> _RECORDS SUPPLIED_:

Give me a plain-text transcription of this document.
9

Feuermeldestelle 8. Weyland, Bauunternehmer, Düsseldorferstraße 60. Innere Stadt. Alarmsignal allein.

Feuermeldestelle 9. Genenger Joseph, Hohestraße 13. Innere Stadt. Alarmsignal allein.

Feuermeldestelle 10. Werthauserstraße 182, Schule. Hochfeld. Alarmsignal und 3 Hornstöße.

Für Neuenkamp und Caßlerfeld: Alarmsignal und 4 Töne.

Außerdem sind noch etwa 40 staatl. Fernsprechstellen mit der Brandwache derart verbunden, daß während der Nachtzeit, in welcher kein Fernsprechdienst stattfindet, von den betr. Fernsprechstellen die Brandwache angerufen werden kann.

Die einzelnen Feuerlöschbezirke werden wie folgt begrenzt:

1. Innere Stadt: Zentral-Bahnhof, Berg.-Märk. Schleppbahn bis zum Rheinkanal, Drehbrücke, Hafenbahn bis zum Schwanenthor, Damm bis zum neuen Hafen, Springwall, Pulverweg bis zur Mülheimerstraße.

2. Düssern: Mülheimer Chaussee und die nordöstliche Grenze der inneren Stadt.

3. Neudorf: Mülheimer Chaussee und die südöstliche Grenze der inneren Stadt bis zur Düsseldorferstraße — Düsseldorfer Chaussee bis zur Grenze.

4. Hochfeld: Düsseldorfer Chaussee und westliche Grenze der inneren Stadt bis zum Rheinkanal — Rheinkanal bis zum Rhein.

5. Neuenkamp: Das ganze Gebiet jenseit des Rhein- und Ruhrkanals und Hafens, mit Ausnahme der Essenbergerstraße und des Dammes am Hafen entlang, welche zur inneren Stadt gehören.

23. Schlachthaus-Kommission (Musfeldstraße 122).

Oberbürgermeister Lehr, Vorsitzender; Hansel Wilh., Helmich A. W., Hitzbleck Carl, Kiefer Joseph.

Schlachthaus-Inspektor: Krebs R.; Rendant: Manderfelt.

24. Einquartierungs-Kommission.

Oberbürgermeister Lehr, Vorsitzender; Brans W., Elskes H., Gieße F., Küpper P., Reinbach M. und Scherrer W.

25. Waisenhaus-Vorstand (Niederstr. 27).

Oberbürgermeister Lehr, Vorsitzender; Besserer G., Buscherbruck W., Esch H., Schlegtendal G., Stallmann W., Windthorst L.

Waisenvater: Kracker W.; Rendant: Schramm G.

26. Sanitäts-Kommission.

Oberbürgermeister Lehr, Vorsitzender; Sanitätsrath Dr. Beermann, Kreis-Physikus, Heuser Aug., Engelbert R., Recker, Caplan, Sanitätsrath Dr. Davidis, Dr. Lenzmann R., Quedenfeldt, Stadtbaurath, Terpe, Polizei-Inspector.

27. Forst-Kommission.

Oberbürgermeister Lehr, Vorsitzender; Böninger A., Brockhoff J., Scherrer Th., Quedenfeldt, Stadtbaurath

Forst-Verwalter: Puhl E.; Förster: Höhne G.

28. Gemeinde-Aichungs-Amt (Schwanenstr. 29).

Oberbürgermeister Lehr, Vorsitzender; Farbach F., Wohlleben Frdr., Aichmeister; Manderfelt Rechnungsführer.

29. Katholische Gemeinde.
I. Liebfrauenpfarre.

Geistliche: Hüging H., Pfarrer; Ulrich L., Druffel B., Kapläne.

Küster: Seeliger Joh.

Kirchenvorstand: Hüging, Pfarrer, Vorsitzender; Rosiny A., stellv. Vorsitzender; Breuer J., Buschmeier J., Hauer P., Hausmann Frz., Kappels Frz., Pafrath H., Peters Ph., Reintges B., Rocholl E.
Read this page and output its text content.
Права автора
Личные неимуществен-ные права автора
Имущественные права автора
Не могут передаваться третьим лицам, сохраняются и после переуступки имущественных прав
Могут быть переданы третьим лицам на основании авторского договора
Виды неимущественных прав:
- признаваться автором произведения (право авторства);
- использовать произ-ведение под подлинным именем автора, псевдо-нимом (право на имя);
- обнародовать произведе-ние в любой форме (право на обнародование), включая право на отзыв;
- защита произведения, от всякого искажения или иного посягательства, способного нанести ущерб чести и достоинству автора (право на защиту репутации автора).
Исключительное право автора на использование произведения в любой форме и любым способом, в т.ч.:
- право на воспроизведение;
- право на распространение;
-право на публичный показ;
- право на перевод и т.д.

> _TASK DESCRIPTION_: Write out every entry exactly as given.

> _TASK SOLUTION_:
Give me a plain-text transcription of this document.
9

Feuermeldestelle 8. Weyland, Bauunternehmer, Düsseldorferstraße 60. Innere Stadt. Alarmsignal allein.

Feuermeldestelle 9. Genenger Joseph, Hohestraße 13. Innere Stadt. Alarmsignal allein.

Feuermeldestelle 10. Werthauserstraße 182, Schule. Hochfeld. Alarmsignal und 3 Hornstöße.

Für Neuenkamp und Caßlerfeld: Alarmsignal und 4 Töne.

Außerdem sind noch etwa 40 staatl. Fernsprechstellen mit der Brandwache derart verbunden, daß während der Nachtzeit, in welcher kein Fernsprechdienst stattfindet, von den betr. Fernsprechstellen die Brandwache angerufen werden kann.

Die einzelnen Feuerlöschbezirke werden wie folgt begrenzt:

1. Innere Stadt: Zentral-Bahnhof, Berg.-Märk. Schleppbahn bis zum Rheinkanal, Drehbrücke, Hafenbahn bis zum Schwanenthor, Damm bis zum neuen Hafen, Springwall, Pulverweg bis zur Mülheimerstraße.

2. Düssern: Mülheimer Chaussee und die nordöstliche Grenze der inneren Stadt.

3. Neudorf: Mülheimer Chaussee und die südöstliche Grenze der inneren Stadt bis zur Düsseldorferstraße — Düsseldorfer Chaussee bis zur Grenze.

4. Hochfeld: Düsseldorfer Chaussee und westliche Grenze der inneren Stadt bis zum Rheinkanal — Rheinkanal bis zum Rhein.

5. Neuenkamp: Das ganze Gebiet jenseit des Rhein- und Ruhrkanals und Hafens, mit Ausnahme der Essenbergerstraße und des Dammes am Hafen entlang, welche zur inneren Stadt gehören.

23. Schlachthaus-Kommission (Musfeldstraße 122).

Oberbürgermeister Lehr, Vorsitzender; Hansel Wilh., Helmich A. W., Hitzbleck Carl, Kiefer Joseph.

Schlachthaus-Inspektor: Krebs R.; Rendant: Manderfelt.

24. Einquartierungs-Kommission.

Oberbürgermeister Lehr, Vorsitzender; Brans W., Elskes H., Gieße F., Küpper P., Reinbach M. und Scherrer W.

25. Waisenhaus-Vorstand (Niederstr. 27).

Oberbürgermeister Lehr, Vorsitzender; Besserer G., Buscherbruck W., Esch H., Schlegtendal G., Stallmann W., Windthorst L.

Waisenvater: Kracker W.; Rendant: Schramm G.

26. Sanitäts-Kommission.

Oberbürgermeister Lehr, Vorsitzender; Sanitätsrath Dr. Beermann, Kreis-Physikus, Heuser Aug., Engelbert R., Recker, Caplan, Sanitätsrath Dr. Davidis, Dr. Lenzmann R., Quedenfeldt, Stadtbaurath, Terpe, Polizei-Inspector.

27. Forst-Kommission.

Oberbürgermeister Lehr, Vorsitzender; Böninger A., Brockhoff J., Scherrer Th., Quedenfeldt, Stadtbaurath

Forst-Verwalter: Puhl E.; Förster: Höhne G.

28. Gemeinde-Aichungs-Amt (Schwanenstr. 29).

Oberbürgermeister Lehr, Vorsitzender; Farbach F., Wohlleben Frdr., Aichmeister; Manderfelt Rechnungsführer.

29. Katholische Gemeinde.
I. Liebfrauenpfarre.

Geistliche: Hüging H., Pfarrer; Ulrich L., Druffel B., Kapläne.

Küster: Seeliger Joh.

Kirchenvorstand: Hüging, Pfarrer, Vorsitzender; Rosiny A., stellv. Vorsitzender; Breuer J., Buschmeier J., Hauer P., Hausmann Frz., Kappels Frz., Pafrath H., Peters Ph., Reintges B., Rocholl E.
Read this page and output its text content.
Права автора
Личные неимуществен-ные права автора
Имущественные права автора
Не могут передаваться третьим лицам, сохраняются и после переуступки имущественных прав
Могут быть переданы третьим лицам на основании авторского договора
Виды неимущественных прав:
- признаваться автором произведения (право авторства);
- использовать произ-ведение под подлинным именем автора, псевдо-нимом (право на имя);
- обнародовать произведе-ние в любой форме (право на обнародование), включая право на отзыв;
- защита произведения, от всякого искажения или иного посягательства, способного нанести ущерб чести и достоинству автора (право на защиту репутации автора).
Исключительное право автора на использование произведения в любой форме и любым способом, в т.ч.:
- право на воспроизведение;
- право на распространение;
-право на публичный показ;
- право на перевод и т.д.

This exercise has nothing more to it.